── INPUT RECORDS ──
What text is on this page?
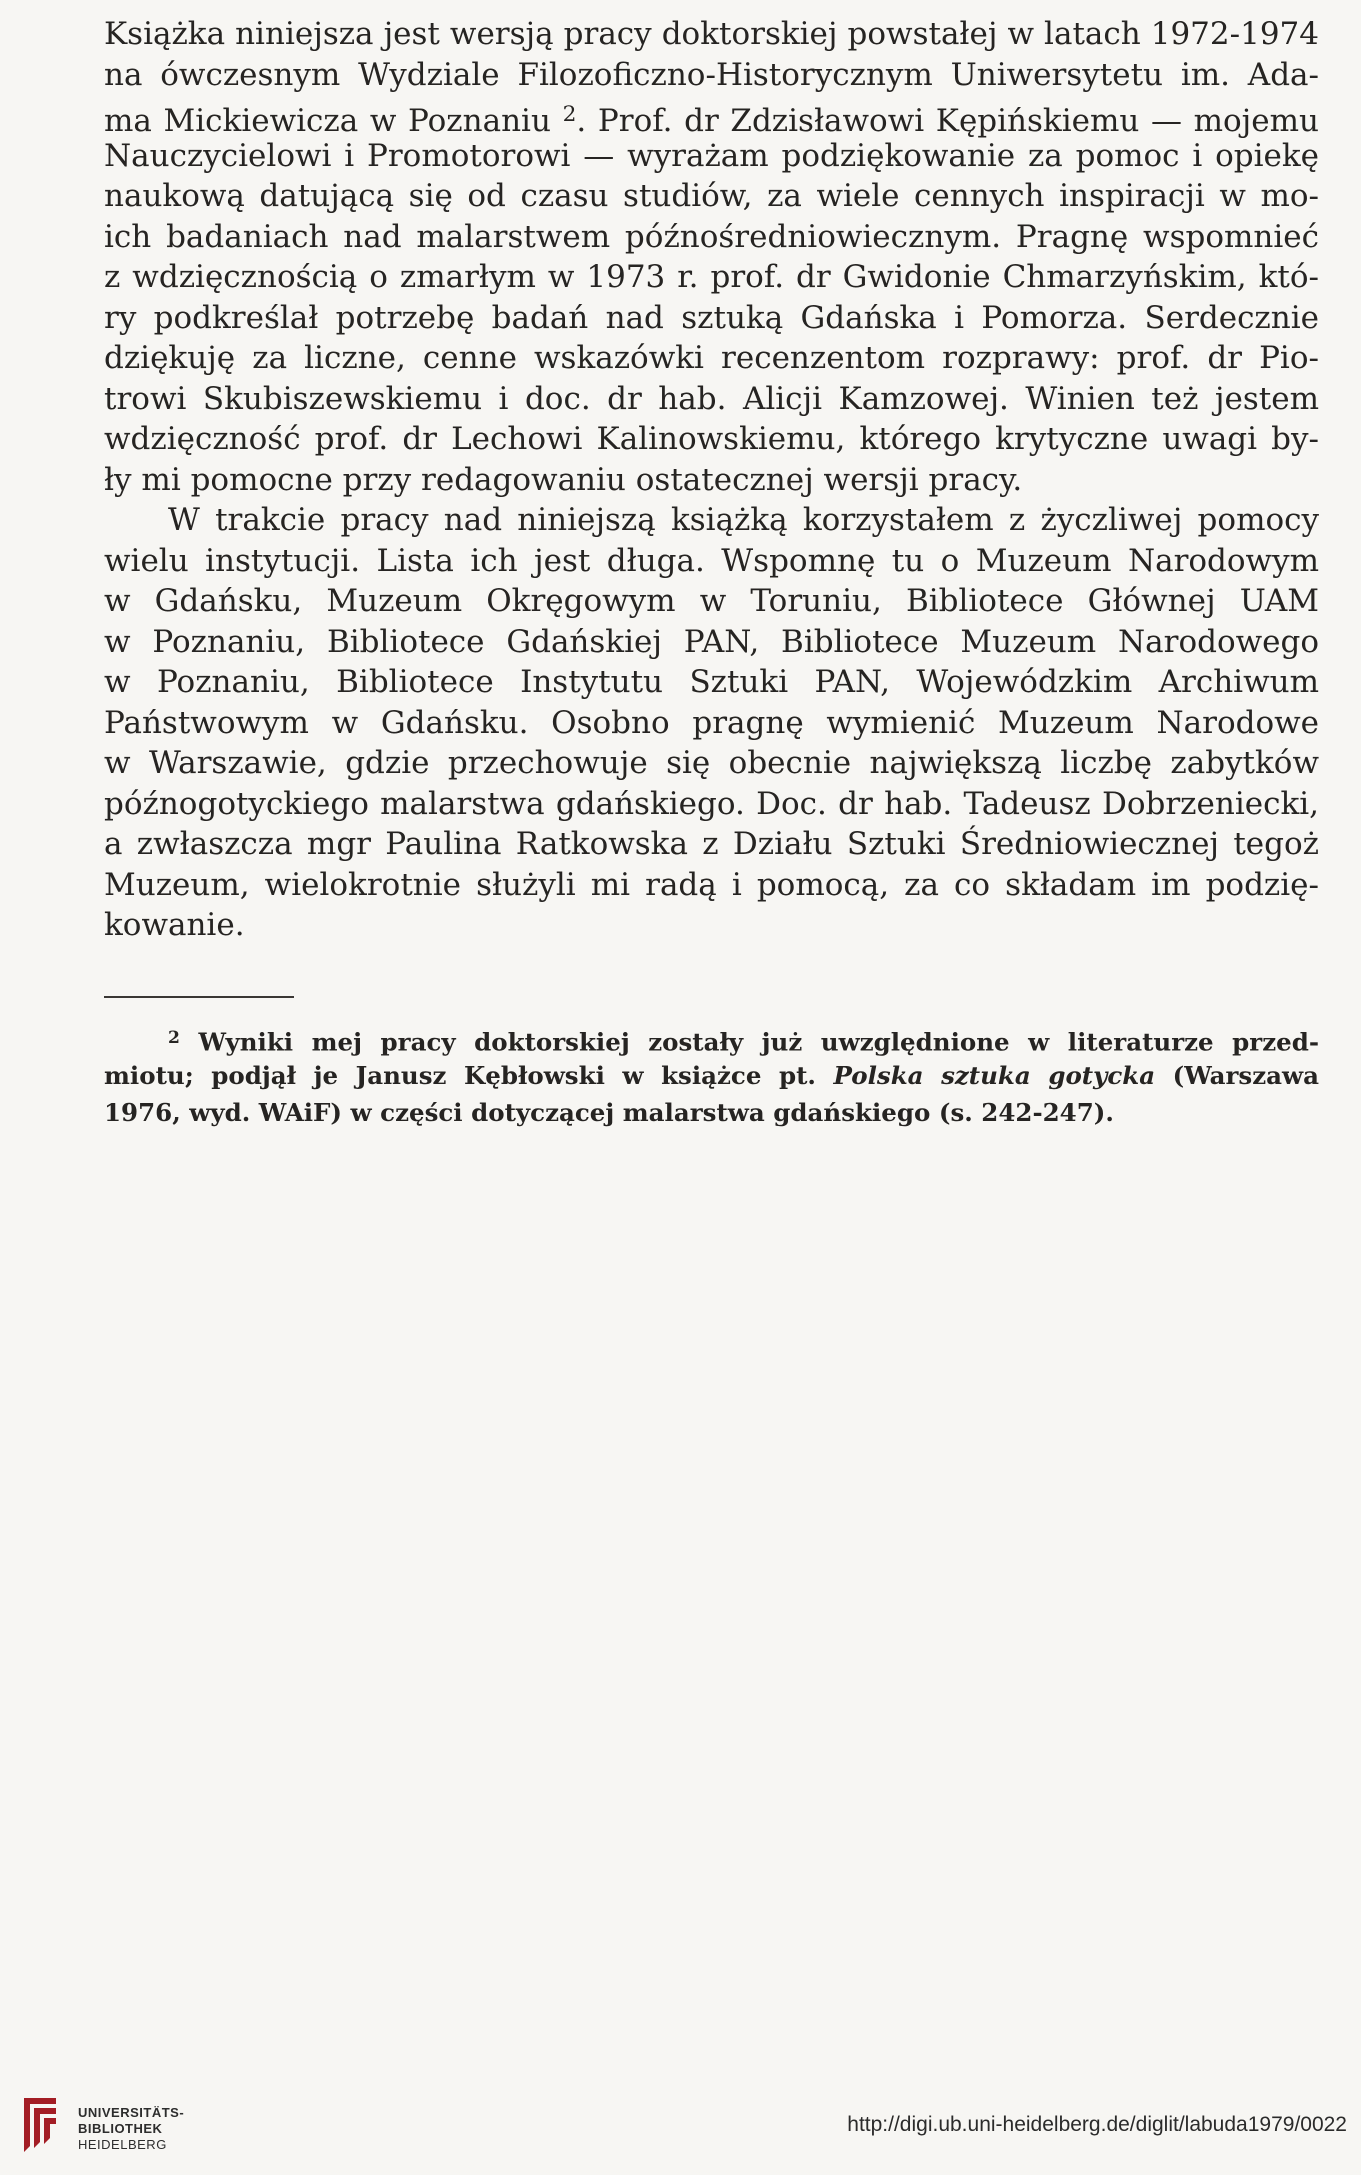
Książka niniejsza jest wersją pracy doktorskiej powstałej w latach 1972-1974
na ówczesnym Wydziale Filozoficzno-Historycznym Uniwersytetu im. Ada-
ma Mickiewicza w Poznaniu $^2$. Prof. dr Zdzisławowi Kępińskiemu — mojemu
Nauczycielowi i Promotorowi — wyrażam podziękowanie za pomoc i opiekę
naukową datującą się od czasu studiów, za wiele cennych inspiracji w mo-
ich badaniach nad malarstwem późnośredniowiecznym. Pragnę wspomnieć
z wdzięcznością o zmarłym w 1973 r. prof. dr Gwidonie Chmarzyńskim, któ-
ry podkreślał potrzebę badań nad sztuką Gdańska i Pomorza. Serdecznie
dziękuję za liczne, cenne wskazówki recenzentom rozprawy: prof. dr Pio-
trowi Skubiszewskiemu i doc. dr hab. Alicji Kamzowej. Winien też jestem
wdzięczność prof. dr Lechowi Kalinowskiemu, którego krytyczne uwagi by-
ły mi pomocne przy redagowaniu ostatecznej wersji pracy.
W trakcie pracy nad niniejszą książką korzystałem z życzliwej pomocy
wielu instytucji. Lista ich jest długa. Wspomnę tu o Muzeum Narodowym
w Gdańsku, Muzeum Okręgowym w Toruniu, Bibliotece Głównej UAM
w Poznaniu, Bibliotece Gdańskiej PAN, Bibliotece Muzeum Narodowego
w Poznaniu, Bibliotece Instytutu Sztuki PAN, Wojewódzkim Archiwum
Państwowym w Gdańsku. Osobno pragnę wymienić Muzeum Narodowe
w Warszawie, gdzie przechowuje się obecnie największą liczbę zabytków
późnogotyckiego malarstwa gdańskiego. Doc. dr hab. Tadeusz Dobrzeniecki,
a zwłaszcza mgr Paulina Ratkowska z Działu Sztuki Średniowiecznej tegoż
Muzeum, wielokrotnie służyli mi radą i pomocą, za co składam im podzię-
kowanie.
$^2$ Wyniki mej pracy doktorskiej zostały już uwzględnione w literaturze przed-
miotu; podjął je Janusz Kębłowski w książce pt. Polska sztuka gotycka (Warszawa
1976, wyd. WAiF) w części dotyczącej malarstwa gdańskiego (s. 242-247).
UNIVERSITÄTS-
BIBLIOTHEK
HEIDELBERG
http://digi.ub.uni-heidelberg.de/diglit/labuda1979/0022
───
DIRECTION – Within the records, how many lines include "gdańskiego"? The answer is the number and nothing else.

SOLUTION TO THE PROBLEM – 2